● What is asked
Return, word for word, every line that follows.

[Records]
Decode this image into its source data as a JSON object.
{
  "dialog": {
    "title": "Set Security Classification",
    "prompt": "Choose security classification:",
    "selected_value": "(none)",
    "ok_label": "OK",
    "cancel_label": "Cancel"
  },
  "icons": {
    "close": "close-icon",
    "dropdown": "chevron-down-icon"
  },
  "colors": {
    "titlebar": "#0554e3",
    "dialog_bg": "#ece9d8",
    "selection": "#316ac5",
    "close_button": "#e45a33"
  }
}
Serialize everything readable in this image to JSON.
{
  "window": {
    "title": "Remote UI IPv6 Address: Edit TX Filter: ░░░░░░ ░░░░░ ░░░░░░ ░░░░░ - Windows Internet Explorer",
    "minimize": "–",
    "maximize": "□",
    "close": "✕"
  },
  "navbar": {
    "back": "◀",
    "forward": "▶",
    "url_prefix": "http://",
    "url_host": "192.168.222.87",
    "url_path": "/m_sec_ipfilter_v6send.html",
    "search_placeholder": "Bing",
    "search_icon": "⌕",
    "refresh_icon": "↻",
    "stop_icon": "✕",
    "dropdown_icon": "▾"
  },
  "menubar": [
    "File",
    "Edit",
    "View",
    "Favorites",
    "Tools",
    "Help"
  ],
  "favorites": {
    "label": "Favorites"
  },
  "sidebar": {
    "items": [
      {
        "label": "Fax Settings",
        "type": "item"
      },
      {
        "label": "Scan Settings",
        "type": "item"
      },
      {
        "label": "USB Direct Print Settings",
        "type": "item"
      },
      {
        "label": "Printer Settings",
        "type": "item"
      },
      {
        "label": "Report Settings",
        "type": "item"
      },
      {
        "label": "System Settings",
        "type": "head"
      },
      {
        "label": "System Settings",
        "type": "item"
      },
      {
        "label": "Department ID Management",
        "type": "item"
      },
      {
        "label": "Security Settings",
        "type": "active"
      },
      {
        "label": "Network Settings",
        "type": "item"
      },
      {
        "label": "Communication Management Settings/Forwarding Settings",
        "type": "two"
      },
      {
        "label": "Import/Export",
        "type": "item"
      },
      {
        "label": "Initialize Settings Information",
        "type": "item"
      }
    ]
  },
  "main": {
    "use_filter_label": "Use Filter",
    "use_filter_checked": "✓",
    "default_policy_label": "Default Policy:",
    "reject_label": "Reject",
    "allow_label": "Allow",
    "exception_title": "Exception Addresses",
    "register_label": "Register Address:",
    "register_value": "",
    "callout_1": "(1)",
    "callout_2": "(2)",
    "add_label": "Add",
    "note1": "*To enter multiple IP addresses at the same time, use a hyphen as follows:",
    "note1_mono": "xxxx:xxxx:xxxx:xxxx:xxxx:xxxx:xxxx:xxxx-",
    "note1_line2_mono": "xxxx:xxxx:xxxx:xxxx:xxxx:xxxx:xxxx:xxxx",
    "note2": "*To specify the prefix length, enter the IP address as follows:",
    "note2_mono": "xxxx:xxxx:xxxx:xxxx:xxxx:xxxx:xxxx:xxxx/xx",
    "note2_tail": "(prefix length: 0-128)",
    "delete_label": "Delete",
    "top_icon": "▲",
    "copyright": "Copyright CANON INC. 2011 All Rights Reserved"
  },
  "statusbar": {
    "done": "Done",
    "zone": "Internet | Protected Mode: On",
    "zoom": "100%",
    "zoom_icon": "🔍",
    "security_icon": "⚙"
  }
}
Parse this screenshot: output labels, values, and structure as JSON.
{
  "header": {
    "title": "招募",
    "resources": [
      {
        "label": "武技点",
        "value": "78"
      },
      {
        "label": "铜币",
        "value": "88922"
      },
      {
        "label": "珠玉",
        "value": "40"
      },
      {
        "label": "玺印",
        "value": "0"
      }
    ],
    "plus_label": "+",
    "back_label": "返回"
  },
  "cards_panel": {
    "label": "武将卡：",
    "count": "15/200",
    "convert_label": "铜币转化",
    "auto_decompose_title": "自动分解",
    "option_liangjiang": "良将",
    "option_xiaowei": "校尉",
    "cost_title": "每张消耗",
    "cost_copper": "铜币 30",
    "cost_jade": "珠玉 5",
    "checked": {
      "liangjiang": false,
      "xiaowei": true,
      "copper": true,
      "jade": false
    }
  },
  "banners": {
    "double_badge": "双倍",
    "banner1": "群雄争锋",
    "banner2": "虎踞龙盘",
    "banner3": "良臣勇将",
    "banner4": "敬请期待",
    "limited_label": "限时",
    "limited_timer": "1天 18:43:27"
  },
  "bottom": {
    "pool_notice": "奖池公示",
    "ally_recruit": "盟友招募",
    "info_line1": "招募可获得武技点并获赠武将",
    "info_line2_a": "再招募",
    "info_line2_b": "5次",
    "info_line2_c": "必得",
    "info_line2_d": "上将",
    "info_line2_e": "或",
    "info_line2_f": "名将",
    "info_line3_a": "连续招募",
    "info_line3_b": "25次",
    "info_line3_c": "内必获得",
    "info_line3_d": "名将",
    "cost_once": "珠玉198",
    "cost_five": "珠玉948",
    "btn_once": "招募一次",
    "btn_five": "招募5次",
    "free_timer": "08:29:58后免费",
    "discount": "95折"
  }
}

● Solution
Decode this image into its source data as a JSON object.
{
  "dialog": {
    "title": "Set Security Classification",
    "prompt": "Choose security classification:",
    "selected_value": "(none)",
    "ok_label": "OK",
    "cancel_label": "Cancel"
  },
  "icons": {
    "close": "close-icon",
    "dropdown": "chevron-down-icon"
  },
  "colors": {
    "titlebar": "#0554e3",
    "dialog_bg": "#ece9d8",
    "selection": "#316ac5",
    "close_button": "#e45a33"
  }
}
Serialize everything readable in this image to JSON.
{
  "window": {
    "title": "Remote UI IPv6 Address: Edit TX Filter: ░░░░░░ ░░░░░ ░░░░░░ ░░░░░ - Windows Internet Explorer",
    "minimize": "–",
    "maximize": "□",
    "close": "✕"
  },
  "navbar": {
    "back": "◀",
    "forward": "▶",
    "url_prefix": "http://",
    "url_host": "192.168.222.87",
    "url_path": "/m_sec_ipfilter_v6send.html",
    "search_placeholder": "Bing",
    "search_icon": "⌕",
    "refresh_icon": "↻",
    "stop_icon": "✕",
    "dropdown_icon": "▾"
  },
  "menubar": [
    "File",
    "Edit",
    "View",
    "Favorites",
    "Tools",
    "Help"
  ],
  "favorites": {
    "label": "Favorites"
  },
  "sidebar": {
    "items": [
      {
        "label": "Fax Settings",
        "type": "item"
      },
      {
        "label": "Scan Settings",
        "type": "item"
      },
      {
        "label": "USB Direct Print Settings",
        "type": "item"
      },
      {
        "label": "Printer Settings",
        "type": "item"
      },
      {
        "label": "Report Settings",
        "type": "item"
      },
      {
        "label": "System Settings",
        "type": "head"
      },
      {
        "label": "System Settings",
        "type": "item"
      },
      {
        "label": "Department ID Management",
        "type": "item"
      },
      {
        "label": "Security Settings",
        "type": "active"
      },
      {
        "label": "Network Settings",
        "type": "item"
      },
      {
        "label": "Communication Management Settings/Forwarding Settings",
        "type": "two"
      },
      {
        "label": "Import/Export",
        "type": "item"
      },
      {
        "label": "Initialize Settings Information",
        "type": "item"
      }
    ]
  },
  "main": {
    "use_filter_label": "Use Filter",
    "use_filter_checked": "✓",
    "default_policy_label": "Default Policy:",
    "reject_label": "Reject",
    "allow_label": "Allow",
    "exception_title": "Exception Addresses",
    "register_label": "Register Address:",
    "register_value": "",
    "callout_1": "(1)",
    "callout_2": "(2)",
    "add_label": "Add",
    "note1": "*To enter multiple IP addresses at the same time, use a hyphen as follows:",
    "note1_mono": "xxxx:xxxx:xxxx:xxxx:xxxx:xxxx:xxxx:xxxx-",
    "note1_line2_mono": "xxxx:xxxx:xxxx:xxxx:xxxx:xxxx:xxxx:xxxx",
    "note2": "*To specify the prefix length, enter the IP address as follows:",
    "note2_mono": "xxxx:xxxx:xxxx:xxxx:xxxx:xxxx:xxxx:xxxx/xx",
    "note2_tail": "(prefix length: 0-128)",
    "delete_label": "Delete",
    "top_icon": "▲",
    "copyright": "Copyright CANON INC. 2011 All Rights Reserved"
  },
  "statusbar": {
    "done": "Done",
    "zone": "Internet | Protected Mode: On",
    "zoom": "100%",
    "zoom_icon": "🔍",
    "security_icon": "⚙"
  }
}
Parse this screenshot: output labels, values, and structure as JSON.
{
  "header": {
    "title": "招募",
    "resources": [
      {
        "label": "武技点",
        "value": "78"
      },
      {
        "label": "铜币",
        "value": "88922"
      },
      {
        "label": "珠玉",
        "value": "40"
      },
      {
        "label": "玺印",
        "value": "0"
      }
    ],
    "plus_label": "+",
    "back_label": "返回"
  },
  "cards_panel": {
    "label": "武将卡：",
    "count": "15/200",
    "convert_label": "铜币转化",
    "auto_decompose_title": "自动分解",
    "option_liangjiang": "良将",
    "option_xiaowei": "校尉",
    "cost_title": "每张消耗",
    "cost_copper": "铜币 30",
    "cost_jade": "珠玉 5",
    "checked": {
      "liangjiang": false,
      "xiaowei": true,
      "copper": true,
      "jade": false
    }
  },
  "banners": {
    "double_badge": "双倍",
    "banner1": "群雄争锋",
    "banner2": "虎踞龙盘",
    "banner3": "良臣勇将",
    "banner4": "敬请期待",
    "limited_label": "限时",
    "limited_timer": "1天 18:43:27"
  },
  "bottom": {
    "pool_notice": "奖池公示",
    "ally_recruit": "盟友招募",
    "info_line1": "招募可获得武技点并获赠武将",
    "info_line2_a": "再招募",
    "info_line2_b": "5次",
    "info_line2_c": "必得",
    "info_line2_d": "上将",
    "info_line2_e": "或",
    "info_line2_f": "名将",
    "info_line3_a": "连续招募",
    "info_line3_b": "25次",
    "info_line3_c": "内必获得",
    "info_line3_d": "名将",
    "cost_once": "珠玉198",
    "cost_five": "珠玉948",
    "btn_once": "招募一次",
    "btn_five": "招募5次",
    "free_timer": "08:29:58后免费",
    "discount": "95折"
  }
}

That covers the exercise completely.